* EXERCISE MATERIALS

>> Start

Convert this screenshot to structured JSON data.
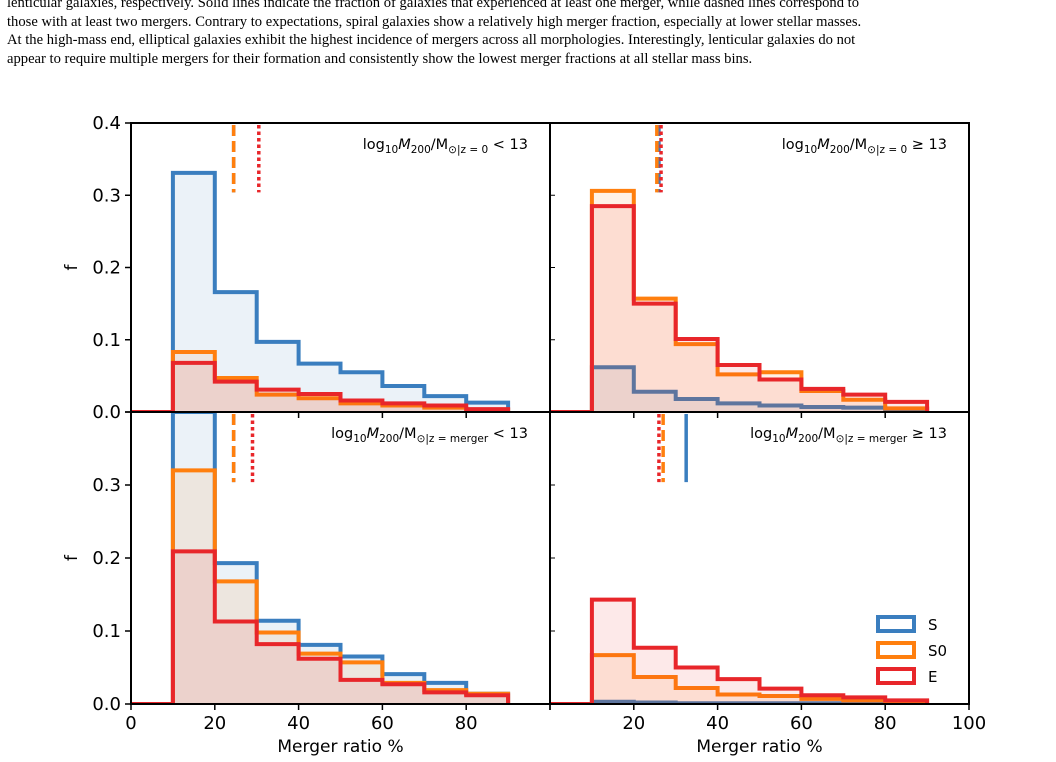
{
  "caption_lines": [
    "lenticular galaxies, respectively. Solid lines indicate the fraction of galaxies that experienced at least one merger, while dashed lines correspond to",
    "those with at least two mergers. Contrary to expectations, spiral galaxies show a relatively high merger fraction, especially at lower stellar masses.",
    "At the high-mass end, elliptical galaxies exhibit the highest incidence of mergers across all morphologies. Interestingly, lenticular galaxies do not",
    "appear to require multiple mergers for their formation and consistently show the lowest merger fractions at all stellar mass bins."
  ],
  "colors": {
    "S": "#3a7ebf",
    "S0": "#ff7f0e",
    "E": "#e8262a"
  },
  "chart_data": {
    "type": "histogram-step",
    "xlabel": "Merger ratio %",
    "ylabel": "f",
    "xlim": [
      0,
      100
    ],
    "ylim": [
      0,
      0.4
    ],
    "x_ticks": [
      "0",
      "20",
      "40",
      "60",
      "80",
      "100"
    ],
    "y_ticks": [
      "0.0",
      "0.1",
      "0.2",
      "0.3",
      "0.4"
    ],
    "bin_edges": [
      0,
      10,
      20,
      30,
      40,
      50,
      60,
      70,
      80,
      90
    ],
    "legend": {
      "position": "lower-right",
      "entries": [
        "S",
        "S0",
        "E"
      ]
    },
    "panels": [
      {
        "id": "top-left",
        "label_main": "log",
        "label_sub1": "10",
        "label_M": "M",
        "label_sub2": "200",
        "label_slash": "/M",
        "label_sub3": "⊙|z = 0",
        "label_rel": " < 13",
        "series": [
          {
            "name": "S",
            "values": [
              0,
              0.331,
              0.166,
              0.097,
              0.067,
              0.055,
              0.036,
              0.022,
              0.013
            ]
          },
          {
            "name": "S0",
            "values": [
              0,
              0.083,
              0.047,
              0.024,
              0.019,
              0.012,
              0.009,
              0.006,
              0.003
            ]
          },
          {
            "name": "E",
            "values": [
              0,
              0.068,
              0.042,
              0.031,
              0.025,
              0.016,
              0.012,
              0.009,
              0.004
            ]
          }
        ],
        "vlines": [
          {
            "name": "S",
            "x": 24.5,
            "style": "dashed"
          },
          {
            "name": "S0",
            "x": 24.5,
            "style": "dashed"
          },
          {
            "name": "E",
            "x": 30.5,
            "style": "dotted"
          }
        ]
      },
      {
        "id": "top-right",
        "label_main": "log",
        "label_sub1": "10",
        "label_M": "M",
        "label_sub2": "200",
        "label_slash": "/M",
        "label_sub3": "⊙|z = 0",
        "label_rel": " ≥ 13",
        "series": [
          {
            "name": "S",
            "values": [
              0,
              0.062,
              0.028,
              0.018,
              0.012,
              0.009,
              0.007,
              0.006,
              0.004
            ]
          },
          {
            "name": "S0",
            "values": [
              0,
              0.306,
              0.157,
              0.094,
              0.052,
              0.055,
              0.029,
              0.017,
              0.005
            ]
          },
          {
            "name": "E",
            "values": [
              0,
              0.285,
              0.15,
              0.101,
              0.065,
              0.045,
              0.032,
              0.024,
              0.014
            ]
          }
        ],
        "vlines": [
          {
            "name": "S",
            "x": 26.0,
            "style": "dashed"
          },
          {
            "name": "S0",
            "x": 25.5,
            "style": "dashed"
          },
          {
            "name": "E",
            "x": 26.5,
            "style": "dotted"
          }
        ]
      },
      {
        "id": "bottom-left",
        "label_main": "log",
        "label_sub1": "10",
        "label_M": "M",
        "label_sub2": "200",
        "label_slash": "/M",
        "label_sub3": "⊙|z = merger",
        "label_rel": " < 13",
        "series": [
          {
            "name": "S",
            "values": [
              0,
              0.4,
              0.193,
              0.114,
              0.081,
              0.065,
              0.041,
              0.029,
              0.014
            ]
          },
          {
            "name": "S0",
            "values": [
              0,
              0.32,
              0.168,
              0.098,
              0.069,
              0.057,
              0.029,
              0.019,
              0.014
            ]
          },
          {
            "name": "E",
            "values": [
              0,
              0.209,
              0.113,
              0.082,
              0.062,
              0.033,
              0.027,
              0.016,
              0.012
            ]
          }
        ],
        "vlines": [
          {
            "name": "S",
            "x": 24.5,
            "style": "dashed"
          },
          {
            "name": "S0",
            "x": 24.5,
            "style": "dashed"
          },
          {
            "name": "E",
            "x": 29.0,
            "style": "dotted"
          }
        ]
      },
      {
        "id": "bottom-right",
        "label_main": "log",
        "label_sub1": "10",
        "label_M": "M",
        "label_sub2": "200",
        "label_slash": "/M",
        "label_sub3": "⊙|z = merger",
        "label_rel": " ≥ 13",
        "series": [
          {
            "name": "S",
            "values": [
              0,
              0.003,
              0.002,
              0.001,
              0.001,
              0.001,
              0.001,
              0.0,
              0.0
            ]
          },
          {
            "name": "S0",
            "values": [
              0,
              0.067,
              0.037,
              0.022,
              0.013,
              0.011,
              0.007,
              0.005,
              0.003
            ]
          },
          {
            "name": "E",
            "values": [
              0,
              0.143,
              0.077,
              0.05,
              0.034,
              0.021,
              0.012,
              0.009,
              0.005
            ]
          }
        ],
        "vlines": [
          {
            "name": "S",
            "x": 32.5,
            "style": "solid"
          },
          {
            "name": "S0",
            "x": 27.0,
            "style": "dashed"
          },
          {
            "name": "E",
            "x": 26.0,
            "style": "dotted"
          }
        ]
      }
    ]
  }
}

>> End

With the pictures left out, transcribe the material exactly.

Convert this screenshot to structured JSON data.
{
  "caption_lines": [
    "lenticular galaxies, respectively. Solid lines indicate the fraction of galaxies that experienced at least one merger, while dashed lines correspond to",
    "those with at least two mergers. Contrary to expectations, spiral galaxies show a relatively high merger fraction, especially at lower stellar masses.",
    "At the high-mass end, elliptical galaxies exhibit the highest incidence of mergers across all morphologies. Interestingly, lenticular galaxies do not",
    "appear to require multiple mergers for their formation and consistently show the lowest merger fractions at all stellar mass bins."
  ],
  "colors": {
    "S": "#3a7ebf",
    "S0": "#ff7f0e",
    "E": "#e8262a"
  },
  "chart_data": {
    "type": "histogram-step",
    "xlabel": "Merger ratio %",
    "ylabel": "f",
    "xlim": [
      0,
      100
    ],
    "ylim": [
      0,
      0.4
    ],
    "x_ticks": [
      "0",
      "20",
      "40",
      "60",
      "80",
      "100"
    ],
    "y_ticks": [
      "0.0",
      "0.1",
      "0.2",
      "0.3",
      "0.4"
    ],
    "bin_edges": [
      0,
      10,
      20,
      30,
      40,
      50,
      60,
      70,
      80,
      90
    ],
    "legend": {
      "position": "lower-right",
      "entries": [
        "S",
        "S0",
        "E"
      ]
    },
    "panels": [
      {
        "id": "top-left",
        "label_main": "log",
        "label_sub1": "10",
        "label_M": "M",
        "label_sub2": "200",
        "label_slash": "/M",
        "label_sub3": "⊙|z = 0",
        "label_rel": " < 13",
        "series": [
          {
            "name": "S",
            "values": [
              0,
              0.331,
              0.166,
              0.097,
              0.067,
              0.055,
              0.036,
              0.022,
              0.013
            ]
          },
          {
            "name": "S0",
            "values": [
              0,
              0.083,
              0.047,
              0.024,
              0.019,
              0.012,
              0.009,
              0.006,
              0.003
            ]
          },
          {
            "name": "E",
            "values": [
              0,
              0.068,
              0.042,
              0.031,
              0.025,
              0.016,
              0.012,
              0.009,
              0.004
            ]
          }
        ],
        "vlines": [
          {
            "name": "S",
            "x": 24.5,
            "style": "dashed"
          },
          {
            "name": "S0",
            "x": 24.5,
            "style": "dashed"
          },
          {
            "name": "E",
            "x": 30.5,
            "style": "dotted"
          }
        ]
      },
      {
        "id": "top-right",
        "label_main": "log",
        "label_sub1": "10",
        "label_M": "M",
        "label_sub2": "200",
        "label_slash": "/M",
        "label_sub3": "⊙|z = 0",
        "label_rel": " ≥ 13",
        "series": [
          {
            "name": "S",
            "values": [
              0,
              0.062,
              0.028,
              0.018,
              0.012,
              0.009,
              0.007,
              0.006,
              0.004
            ]
          },
          {
            "name": "S0",
            "values": [
              0,
              0.306,
              0.157,
              0.094,
              0.052,
              0.055,
              0.029,
              0.017,
              0.005
            ]
          },
          {
            "name": "E",
            "values": [
              0,
              0.285,
              0.15,
              0.101,
              0.065,
              0.045,
              0.032,
              0.024,
              0.014
            ]
          }
        ],
        "vlines": [
          {
            "name": "S",
            "x": 26.0,
            "style": "dashed"
          },
          {
            "name": "S0",
            "x": 25.5,
            "style": "dashed"
          },
          {
            "name": "E",
            "x": 26.5,
            "style": "dotted"
          }
        ]
      },
      {
        "id": "bottom-left",
        "label_main": "log",
        "label_sub1": "10",
        "label_M": "M",
        "label_sub2": "200",
        "label_slash": "/M",
        "label_sub3": "⊙|z = merger",
        "label_rel": " < 13",
        "series": [
          {
            "name": "S",
            "values": [
              0,
              0.4,
              0.193,
              0.114,
              0.081,
              0.065,
              0.041,
              0.029,
              0.014
            ]
          },
          {
            "name": "S0",
            "values": [
              0,
              0.32,
              0.168,
              0.098,
              0.069,
              0.057,
              0.029,
              0.019,
              0.014
            ]
          },
          {
            "name": "E",
            "values": [
              0,
              0.209,
              0.113,
              0.082,
              0.062,
              0.033,
              0.027,
              0.016,
              0.012
            ]
          }
        ],
        "vlines": [
          {
            "name": "S",
            "x": 24.5,
            "style": "dashed"
          },
          {
            "name": "S0",
            "x": 24.5,
            "style": "dashed"
          },
          {
            "name": "E",
            "x": 29.0,
            "style": "dotted"
          }
        ]
      },
      {
        "id": "bottom-right",
        "label_main": "log",
        "label_sub1": "10",
        "label_M": "M",
        "label_sub2": "200",
        "label_slash": "/M",
        "label_sub3": "⊙|z = merger",
        "label_rel": " ≥ 13",
        "series": [
          {
            "name": "S",
            "values": [
              0,
              0.003,
              0.002,
              0.001,
              0.001,
              0.001,
              0.001,
              0.0,
              0.0
            ]
          },
          {
            "name": "S0",
            "values": [
              0,
              0.067,
              0.037,
              0.022,
              0.013,
              0.011,
              0.007,
              0.005,
              0.003
            ]
          },
          {
            "name": "E",
            "values": [
              0,
              0.143,
              0.077,
              0.05,
              0.034,
              0.021,
              0.012,
              0.009,
              0.005
            ]
          }
        ],
        "vlines": [
          {
            "name": "S",
            "x": 32.5,
            "style": "solid"
          },
          {
            "name": "S0",
            "x": 27.0,
            "style": "dashed"
          },
          {
            "name": "E",
            "x": 26.0,
            "style": "dotted"
          }
        ]
      }
    ]
  }
}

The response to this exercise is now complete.